AIM >> From the records below, copy every line that contains the word "абзац".

[START TASK INPUT]

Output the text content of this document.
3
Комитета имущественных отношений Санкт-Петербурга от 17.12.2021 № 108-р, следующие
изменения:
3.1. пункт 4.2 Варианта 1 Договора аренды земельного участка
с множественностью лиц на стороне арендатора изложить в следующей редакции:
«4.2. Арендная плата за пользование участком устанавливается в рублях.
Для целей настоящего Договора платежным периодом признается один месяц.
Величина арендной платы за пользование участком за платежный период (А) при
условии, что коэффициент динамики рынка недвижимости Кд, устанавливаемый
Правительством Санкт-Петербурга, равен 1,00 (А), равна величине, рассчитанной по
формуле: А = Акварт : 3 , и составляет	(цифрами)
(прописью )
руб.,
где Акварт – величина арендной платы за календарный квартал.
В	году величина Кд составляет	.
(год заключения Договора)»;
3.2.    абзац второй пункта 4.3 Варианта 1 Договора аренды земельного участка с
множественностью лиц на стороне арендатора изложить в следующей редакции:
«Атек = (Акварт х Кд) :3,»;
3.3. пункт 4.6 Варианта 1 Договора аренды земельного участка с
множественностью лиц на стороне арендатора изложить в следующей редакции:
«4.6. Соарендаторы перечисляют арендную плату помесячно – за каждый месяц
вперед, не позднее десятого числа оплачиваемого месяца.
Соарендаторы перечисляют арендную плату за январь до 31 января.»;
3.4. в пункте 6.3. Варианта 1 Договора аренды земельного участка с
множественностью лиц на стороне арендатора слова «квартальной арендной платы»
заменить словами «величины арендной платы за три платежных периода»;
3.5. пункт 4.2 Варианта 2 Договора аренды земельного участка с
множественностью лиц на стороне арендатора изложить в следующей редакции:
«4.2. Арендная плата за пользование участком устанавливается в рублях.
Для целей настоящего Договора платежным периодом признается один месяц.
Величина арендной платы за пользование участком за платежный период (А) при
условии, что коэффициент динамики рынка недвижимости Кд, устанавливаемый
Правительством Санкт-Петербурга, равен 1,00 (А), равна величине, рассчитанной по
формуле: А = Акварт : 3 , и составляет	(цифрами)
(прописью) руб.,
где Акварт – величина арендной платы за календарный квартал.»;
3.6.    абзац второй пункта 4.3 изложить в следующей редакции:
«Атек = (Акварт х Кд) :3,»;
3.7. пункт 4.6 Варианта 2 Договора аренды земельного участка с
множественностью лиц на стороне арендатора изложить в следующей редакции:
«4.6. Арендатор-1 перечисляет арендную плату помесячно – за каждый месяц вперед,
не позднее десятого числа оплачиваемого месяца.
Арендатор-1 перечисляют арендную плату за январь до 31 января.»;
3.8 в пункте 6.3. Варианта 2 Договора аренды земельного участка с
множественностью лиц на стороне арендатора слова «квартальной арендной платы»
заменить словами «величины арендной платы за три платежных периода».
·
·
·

[END TASK INPUT]

ANSWER >>
3.2.    абзац второй пункта 4.3 Варианта 1 Договора аренды земельного участка с
3.6.    абзац второй пункта 4.3 изложить в следующей редакции:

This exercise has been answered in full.